* Start *

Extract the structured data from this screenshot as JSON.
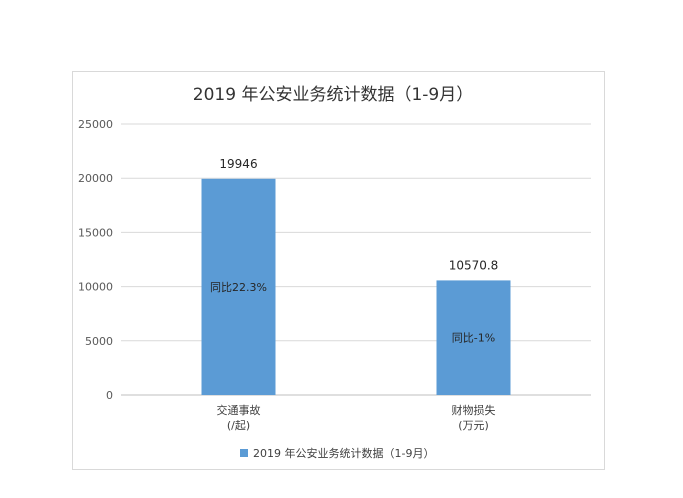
{
  "chart_data": {
    "type": "bar",
    "title": "2019 年公安业务统计数据（1-9月）",
    "categories": [
      {
        "line1": "交通事故",
        "line2": "(/起)"
      },
      {
        "line1": "财物损失",
        "line2": "(万元)"
      }
    ],
    "series": [
      {
        "name": "2019 年公安业务统计数据（1-9月）",
        "color": "#5b9bd5",
        "values": [
          19946,
          10570.8
        ],
        "value_labels": [
          "19946",
          "10570.8"
        ],
        "inner_labels": [
          "同比22.3%",
          "同比-1%"
        ]
      }
    ],
    "y_ticks": [
      "0",
      "5000",
      "10000",
      "15000",
      "20000",
      "25000"
    ],
    "ylim": [
      0,
      25000
    ],
    "grid": true,
    "legend_position": "bottom"
  }
}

* End *

EXERCISE DIRECTIONS: Gather up the lines containing the word "年公安业务统计数据" from these records and copy them.

RESPONSE TO THIS EXERCISE:
    "title": "2019 年公安业务统计数据（1-9月）",
        "name": "2019 年公安业务统计数据（1-9月）",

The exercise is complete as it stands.